** start of RECORDS PROVIDED **

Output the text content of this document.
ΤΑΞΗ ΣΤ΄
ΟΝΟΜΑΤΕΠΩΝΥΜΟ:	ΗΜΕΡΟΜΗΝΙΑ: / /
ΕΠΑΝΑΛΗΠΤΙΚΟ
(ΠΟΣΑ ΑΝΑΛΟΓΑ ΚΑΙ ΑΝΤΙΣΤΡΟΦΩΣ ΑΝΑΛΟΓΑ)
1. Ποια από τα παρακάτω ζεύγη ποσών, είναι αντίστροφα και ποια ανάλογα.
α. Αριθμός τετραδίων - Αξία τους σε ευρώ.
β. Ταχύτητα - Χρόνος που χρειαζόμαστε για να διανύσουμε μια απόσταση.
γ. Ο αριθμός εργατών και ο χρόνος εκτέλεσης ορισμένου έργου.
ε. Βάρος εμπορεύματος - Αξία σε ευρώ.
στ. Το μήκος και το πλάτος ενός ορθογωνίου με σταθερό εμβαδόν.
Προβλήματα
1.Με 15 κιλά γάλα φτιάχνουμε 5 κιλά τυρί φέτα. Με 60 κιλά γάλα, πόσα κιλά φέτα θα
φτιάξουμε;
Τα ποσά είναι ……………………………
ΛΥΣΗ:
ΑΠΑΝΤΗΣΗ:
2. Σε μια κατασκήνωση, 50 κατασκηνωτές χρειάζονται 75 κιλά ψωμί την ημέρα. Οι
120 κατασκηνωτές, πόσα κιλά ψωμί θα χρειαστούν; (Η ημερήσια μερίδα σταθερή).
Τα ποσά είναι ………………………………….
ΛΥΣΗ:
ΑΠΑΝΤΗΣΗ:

** end of RECORDS PROVIDED **

PROBLEM REQUIREMENTS. Extract all lines containing the word "ψωμί".

EXERCISE RESULT.
2. Σε μια κατασκήνωση, 50 κατασκηνωτές χρειάζονται 75 κιλά ψωμί την ημέρα. Οι
120 κατασκηνωτές, πόσα κιλά ψωμί θα χρειαστούν; (Η ημερήσια μερίδα σταθερή).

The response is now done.